◆ Stated goal: Please copy every line of the records below that holds the word "وخصوا".

◆ Given records:
○ ○ ○

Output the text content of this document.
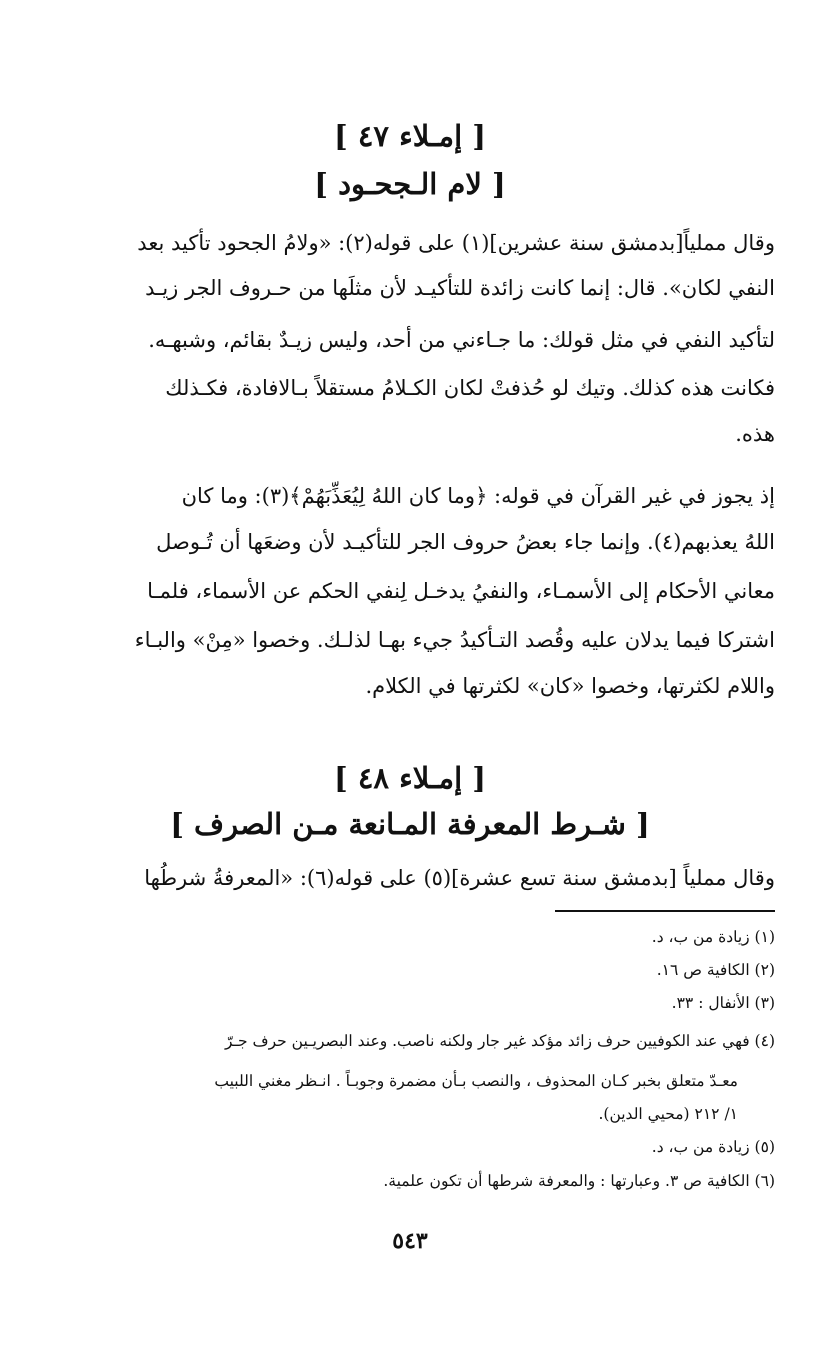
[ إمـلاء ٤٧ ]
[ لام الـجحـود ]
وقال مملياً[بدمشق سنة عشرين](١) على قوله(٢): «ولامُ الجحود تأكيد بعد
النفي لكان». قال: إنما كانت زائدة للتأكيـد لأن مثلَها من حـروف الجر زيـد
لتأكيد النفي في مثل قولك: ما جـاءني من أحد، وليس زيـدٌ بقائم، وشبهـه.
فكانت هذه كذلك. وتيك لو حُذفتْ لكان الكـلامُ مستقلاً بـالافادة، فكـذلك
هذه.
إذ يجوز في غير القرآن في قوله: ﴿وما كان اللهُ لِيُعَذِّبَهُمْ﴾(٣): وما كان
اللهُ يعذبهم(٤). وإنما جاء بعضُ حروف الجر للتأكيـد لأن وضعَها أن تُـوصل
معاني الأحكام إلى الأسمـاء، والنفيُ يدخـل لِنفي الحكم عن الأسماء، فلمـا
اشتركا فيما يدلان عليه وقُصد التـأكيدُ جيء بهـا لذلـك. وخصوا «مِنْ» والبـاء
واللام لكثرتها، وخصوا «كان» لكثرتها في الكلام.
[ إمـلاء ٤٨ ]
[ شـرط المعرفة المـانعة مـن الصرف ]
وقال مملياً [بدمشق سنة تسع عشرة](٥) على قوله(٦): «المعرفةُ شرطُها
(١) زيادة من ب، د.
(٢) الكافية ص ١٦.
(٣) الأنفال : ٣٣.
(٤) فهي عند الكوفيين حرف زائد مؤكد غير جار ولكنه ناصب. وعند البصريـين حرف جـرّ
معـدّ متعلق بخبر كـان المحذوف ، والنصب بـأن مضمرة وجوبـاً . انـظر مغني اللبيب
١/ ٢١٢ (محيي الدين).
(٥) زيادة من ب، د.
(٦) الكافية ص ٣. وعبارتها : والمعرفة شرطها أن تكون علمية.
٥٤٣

○ ○ ○

◆ Result of this exercise:
اشتركا فيما يدلان عليه وقُصد التـأكيدُ جيء بهـا لذلـك. وخصوا «مِنْ» والبـاء
واللام لكثرتها، وخصوا «كان» لكثرتها في الكلام.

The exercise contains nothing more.